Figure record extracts
>> begin

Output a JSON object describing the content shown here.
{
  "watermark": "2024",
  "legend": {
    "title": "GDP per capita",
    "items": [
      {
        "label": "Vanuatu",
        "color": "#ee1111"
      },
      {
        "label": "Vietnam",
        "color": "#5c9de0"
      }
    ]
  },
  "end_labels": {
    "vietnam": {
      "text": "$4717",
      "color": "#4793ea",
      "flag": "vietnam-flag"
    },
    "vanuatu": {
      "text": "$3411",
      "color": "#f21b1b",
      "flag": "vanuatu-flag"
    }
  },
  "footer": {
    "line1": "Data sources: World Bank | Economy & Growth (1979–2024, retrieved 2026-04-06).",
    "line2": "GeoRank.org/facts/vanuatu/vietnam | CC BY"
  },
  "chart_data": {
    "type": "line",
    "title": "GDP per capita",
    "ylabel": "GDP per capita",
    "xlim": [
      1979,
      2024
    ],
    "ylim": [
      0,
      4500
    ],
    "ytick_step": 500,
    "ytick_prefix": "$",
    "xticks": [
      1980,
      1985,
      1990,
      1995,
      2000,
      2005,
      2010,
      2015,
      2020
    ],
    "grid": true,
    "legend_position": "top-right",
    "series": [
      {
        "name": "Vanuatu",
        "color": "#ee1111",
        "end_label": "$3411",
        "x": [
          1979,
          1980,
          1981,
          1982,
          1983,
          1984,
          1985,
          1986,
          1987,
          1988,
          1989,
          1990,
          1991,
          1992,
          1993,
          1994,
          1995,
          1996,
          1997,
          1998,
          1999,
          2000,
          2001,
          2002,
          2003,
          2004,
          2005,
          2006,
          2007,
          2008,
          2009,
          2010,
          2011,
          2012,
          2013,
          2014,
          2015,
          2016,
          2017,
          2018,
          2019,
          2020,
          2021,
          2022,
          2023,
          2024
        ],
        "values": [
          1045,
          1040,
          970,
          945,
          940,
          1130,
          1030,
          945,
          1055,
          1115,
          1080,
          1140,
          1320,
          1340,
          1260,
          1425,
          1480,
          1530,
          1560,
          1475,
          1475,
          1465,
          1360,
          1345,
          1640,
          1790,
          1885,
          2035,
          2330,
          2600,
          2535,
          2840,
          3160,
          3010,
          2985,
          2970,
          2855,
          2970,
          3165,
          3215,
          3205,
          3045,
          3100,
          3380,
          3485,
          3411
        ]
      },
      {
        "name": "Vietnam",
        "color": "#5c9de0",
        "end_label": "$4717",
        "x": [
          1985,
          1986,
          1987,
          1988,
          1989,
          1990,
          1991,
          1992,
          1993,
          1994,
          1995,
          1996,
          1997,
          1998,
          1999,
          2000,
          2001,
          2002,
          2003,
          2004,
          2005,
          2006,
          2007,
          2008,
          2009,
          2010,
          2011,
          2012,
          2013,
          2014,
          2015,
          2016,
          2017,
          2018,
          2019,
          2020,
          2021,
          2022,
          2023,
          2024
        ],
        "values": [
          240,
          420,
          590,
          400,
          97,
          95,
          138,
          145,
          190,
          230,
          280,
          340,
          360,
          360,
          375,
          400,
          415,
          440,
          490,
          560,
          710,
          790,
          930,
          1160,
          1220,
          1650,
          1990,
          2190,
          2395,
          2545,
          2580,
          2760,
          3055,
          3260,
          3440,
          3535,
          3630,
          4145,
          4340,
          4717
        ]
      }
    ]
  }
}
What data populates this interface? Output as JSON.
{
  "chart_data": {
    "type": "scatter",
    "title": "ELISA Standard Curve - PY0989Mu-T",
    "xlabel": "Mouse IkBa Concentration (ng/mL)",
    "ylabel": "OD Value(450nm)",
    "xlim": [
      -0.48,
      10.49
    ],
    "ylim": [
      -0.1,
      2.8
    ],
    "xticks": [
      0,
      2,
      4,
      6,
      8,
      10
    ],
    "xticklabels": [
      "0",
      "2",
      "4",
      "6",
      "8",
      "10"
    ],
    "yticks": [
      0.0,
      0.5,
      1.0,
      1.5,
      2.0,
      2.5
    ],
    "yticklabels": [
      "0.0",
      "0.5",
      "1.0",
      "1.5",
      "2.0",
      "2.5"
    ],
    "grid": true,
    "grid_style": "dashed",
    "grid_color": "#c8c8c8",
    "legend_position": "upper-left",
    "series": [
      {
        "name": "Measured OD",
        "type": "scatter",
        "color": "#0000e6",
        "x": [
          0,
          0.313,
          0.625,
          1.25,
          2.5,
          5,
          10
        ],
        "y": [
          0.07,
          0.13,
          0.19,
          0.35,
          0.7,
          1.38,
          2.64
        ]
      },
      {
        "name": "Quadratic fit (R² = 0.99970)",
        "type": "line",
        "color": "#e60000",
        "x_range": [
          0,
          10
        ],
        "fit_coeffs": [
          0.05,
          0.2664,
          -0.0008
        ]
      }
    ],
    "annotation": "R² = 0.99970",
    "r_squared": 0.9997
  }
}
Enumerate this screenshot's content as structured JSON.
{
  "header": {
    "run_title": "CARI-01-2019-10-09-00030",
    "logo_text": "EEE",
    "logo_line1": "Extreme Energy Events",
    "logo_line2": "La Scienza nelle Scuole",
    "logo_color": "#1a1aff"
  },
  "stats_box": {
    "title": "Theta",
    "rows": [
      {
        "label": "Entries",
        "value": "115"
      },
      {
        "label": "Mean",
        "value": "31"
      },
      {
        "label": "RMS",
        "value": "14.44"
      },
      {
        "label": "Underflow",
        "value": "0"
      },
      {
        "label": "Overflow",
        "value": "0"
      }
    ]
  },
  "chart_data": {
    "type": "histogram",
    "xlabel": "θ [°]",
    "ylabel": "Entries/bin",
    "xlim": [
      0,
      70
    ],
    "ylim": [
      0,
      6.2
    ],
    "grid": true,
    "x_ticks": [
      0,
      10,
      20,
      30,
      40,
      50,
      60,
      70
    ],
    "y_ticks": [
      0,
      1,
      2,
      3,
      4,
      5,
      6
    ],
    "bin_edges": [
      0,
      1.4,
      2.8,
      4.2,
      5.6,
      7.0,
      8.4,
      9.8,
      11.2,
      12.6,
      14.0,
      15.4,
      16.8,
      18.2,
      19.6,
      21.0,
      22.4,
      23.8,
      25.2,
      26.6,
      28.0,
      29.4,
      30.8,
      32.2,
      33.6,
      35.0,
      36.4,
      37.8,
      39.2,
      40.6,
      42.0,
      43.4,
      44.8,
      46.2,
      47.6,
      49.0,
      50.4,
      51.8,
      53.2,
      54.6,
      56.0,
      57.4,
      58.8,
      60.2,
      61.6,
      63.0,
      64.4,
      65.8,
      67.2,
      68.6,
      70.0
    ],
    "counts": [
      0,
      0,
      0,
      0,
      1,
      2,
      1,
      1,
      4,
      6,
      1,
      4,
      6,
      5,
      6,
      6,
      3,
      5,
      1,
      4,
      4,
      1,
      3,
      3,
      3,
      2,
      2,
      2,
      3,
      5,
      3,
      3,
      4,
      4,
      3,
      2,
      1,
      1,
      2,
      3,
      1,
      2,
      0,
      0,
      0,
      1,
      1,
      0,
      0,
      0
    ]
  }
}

>> end

DIRECTIONS
Write out the whole listing again, exactly as it stands.

RESPONSE TO THE EXERCISE
Output a JSON object describing the content shown here.
{
  "watermark": "2024",
  "legend": {
    "title": "GDP per capita",
    "items": [
      {
        "label": "Vanuatu",
        "color": "#ee1111"
      },
      {
        "label": "Vietnam",
        "color": "#5c9de0"
      }
    ]
  },
  "end_labels": {
    "vietnam": {
      "text": "$4717",
      "color": "#4793ea",
      "flag": "vietnam-flag"
    },
    "vanuatu": {
      "text": "$3411",
      "color": "#f21b1b",
      "flag": "vanuatu-flag"
    }
  },
  "footer": {
    "line1": "Data sources: World Bank | Economy & Growth (1979–2024, retrieved 2026-04-06).",
    "line2": "GeoRank.org/facts/vanuatu/vietnam | CC BY"
  },
  "chart_data": {
    "type": "line",
    "title": "GDP per capita",
    "ylabel": "GDP per capita",
    "xlim": [
      1979,
      2024
    ],
    "ylim": [
      0,
      4500
    ],
    "ytick_step": 500,
    "ytick_prefix": "$",
    "xticks": [
      1980,
      1985,
      1990,
      1995,
      2000,
      2005,
      2010,
      2015,
      2020
    ],
    "grid": true,
    "legend_position": "top-right",
    "series": [
      {
        "name": "Vanuatu",
        "color": "#ee1111",
        "end_label": "$3411",
        "x": [
          1979,
          1980,
          1981,
          1982,
          1983,
          1984,
          1985,
          1986,
          1987,
          1988,
          1989,
          1990,
          1991,
          1992,
          1993,
          1994,
          1995,
          1996,
          1997,
          1998,
          1999,
          2000,
          2001,
          2002,
          2003,
          2004,
          2005,
          2006,
          2007,
          2008,
          2009,
          2010,
          2011,
          2012,
          2013,
          2014,
          2015,
          2016,
          2017,
          2018,
          2019,
          2020,
          2021,
          2022,
          2023,
          2024
        ],
        "values": [
          1045,
          1040,
          970,
          945,
          940,
          1130,
          1030,
          945,
          1055,
          1115,
          1080,
          1140,
          1320,
          1340,
          1260,
          1425,
          1480,
          1530,
          1560,
          1475,
          1475,
          1465,
          1360,
          1345,
          1640,
          1790,
          1885,
          2035,
          2330,
          2600,
          2535,
          2840,
          3160,
          3010,
          2985,
          2970,
          2855,
          2970,
          3165,
          3215,
          3205,
          3045,
          3100,
          3380,
          3485,
          3411
        ]
      },
      {
        "name": "Vietnam",
        "color": "#5c9de0",
        "end_label": "$4717",
        "x": [
          1985,
          1986,
          1987,
          1988,
          1989,
          1990,
          1991,
          1992,
          1993,
          1994,
          1995,
          1996,
          1997,
          1998,
          1999,
          2000,
          2001,
          2002,
          2003,
          2004,
          2005,
          2006,
          2007,
          2008,
          2009,
          2010,
          2011,
          2012,
          2013,
          2014,
          2015,
          2016,
          2017,
          2018,
          2019,
          2020,
          2021,
          2022,
          2023,
          2024
        ],
        "values": [
          240,
          420,
          590,
          400,
          97,
          95,
          138,
          145,
          190,
          230,
          280,
          340,
          360,
          360,
          375,
          400,
          415,
          440,
          490,
          560,
          710,
          790,
          930,
          1160,
          1220,
          1650,
          1990,
          2190,
          2395,
          2545,
          2580,
          2760,
          3055,
          3260,
          3440,
          3535,
          3630,
          4145,
          4340,
          4717
        ]
      }
    ]
  }
}
What data populates this interface? Output as JSON.
{
  "chart_data": {
    "type": "scatter",
    "title": "ELISA Standard Curve - PY0989Mu-T",
    "xlabel": "Mouse IkBa Concentration (ng/mL)",
    "ylabel": "OD Value(450nm)",
    "xlim": [
      -0.48,
      10.49
    ],
    "ylim": [
      -0.1,
      2.8
    ],
    "xticks": [
      0,
      2,
      4,
      6,
      8,
      10
    ],
    "xticklabels": [
      "0",
      "2",
      "4",
      "6",
      "8",
      "10"
    ],
    "yticks": [
      0.0,
      0.5,
      1.0,
      1.5,
      2.0,
      2.5
    ],
    "yticklabels": [
      "0.0",
      "0.5",
      "1.0",
      "1.5",
      "2.0",
      "2.5"
    ],
    "grid": true,
    "grid_style": "dashed",
    "grid_color": "#c8c8c8",
    "legend_position": "upper-left",
    "series": [
      {
        "name": "Measured OD",
        "type": "scatter",
        "color": "#0000e6",
        "x": [
          0,
          0.313,
          0.625,
          1.25,
          2.5,
          5,
          10
        ],
        "y": [
          0.07,
          0.13,
          0.19,
          0.35,
          0.7,
          1.38,
          2.64
        ]
      },
      {
        "name": "Quadratic fit (R² = 0.99970)",
        "type": "line",
        "color": "#e60000",
        "x_range": [
          0,
          10
        ],
        "fit_coeffs": [
          0.05,
          0.2664,
          -0.0008
        ]
      }
    ],
    "annotation": "R² = 0.99970",
    "r_squared": 0.9997
  }
}
Enumerate this screenshot's content as structured JSON.
{
  "header": {
    "run_title": "CARI-01-2019-10-09-00030",
    "logo_text": "EEE",
    "logo_line1": "Extreme Energy Events",
    "logo_line2": "La Scienza nelle Scuole",
    "logo_color": "#1a1aff"
  },
  "stats_box": {
    "title": "Theta",
    "rows": [
      {
        "label": "Entries",
        "value": "115"
      },
      {
        "label": "Mean",
        "value": "31"
      },
      {
        "label": "RMS",
        "value": "14.44"
      },
      {
        "label": "Underflow",
        "value": "0"
      },
      {
        "label": "Overflow",
        "value": "0"
      }
    ]
  },
  "chart_data": {
    "type": "histogram",
    "xlabel": "θ [°]",
    "ylabel": "Entries/bin",
    "xlim": [
      0,
      70
    ],
    "ylim": [
      0,
      6.2
    ],
    "grid": true,
    "x_ticks": [
      0,
      10,
      20,
      30,
      40,
      50,
      60,
      70
    ],
    "y_ticks": [
      0,
      1,
      2,
      3,
      4,
      5,
      6
    ],
    "bin_edges": [
      0,
      1.4,
      2.8,
      4.2,
      5.6,
      7.0,
      8.4,
      9.8,
      11.2,
      12.6,
      14.0,
      15.4,
      16.8,
      18.2,
      19.6,
      21.0,
      22.4,
      23.8,
      25.2,
      26.6,
      28.0,
      29.4,
      30.8,
      32.2,
      33.6,
      35.0,
      36.4,
      37.8,
      39.2,
      40.6,
      42.0,
      43.4,
      44.8,
      46.2,
      47.6,
      49.0,
      50.4,
      51.8,
      53.2,
      54.6,
      56.0,
      57.4,
      58.8,
      60.2,
      61.6,
      63.0,
      64.4,
      65.8,
      67.2,
      68.6,
      70.0
    ],
    "counts": [
      0,
      0,
      0,
      0,
      1,
      2,
      1,
      1,
      4,
      6,
      1,
      4,
      6,
      5,
      6,
      6,
      3,
      5,
      1,
      4,
      4,
      1,
      3,
      3,
      3,
      2,
      2,
      2,
      3,
      5,
      3,
      3,
      4,
      4,
      3,
      2,
      1,
      1,
      2,
      3,
      1,
      2,
      0,
      0,
      0,
      1,
      1,
      0,
      0,
      0
    ]
  }
}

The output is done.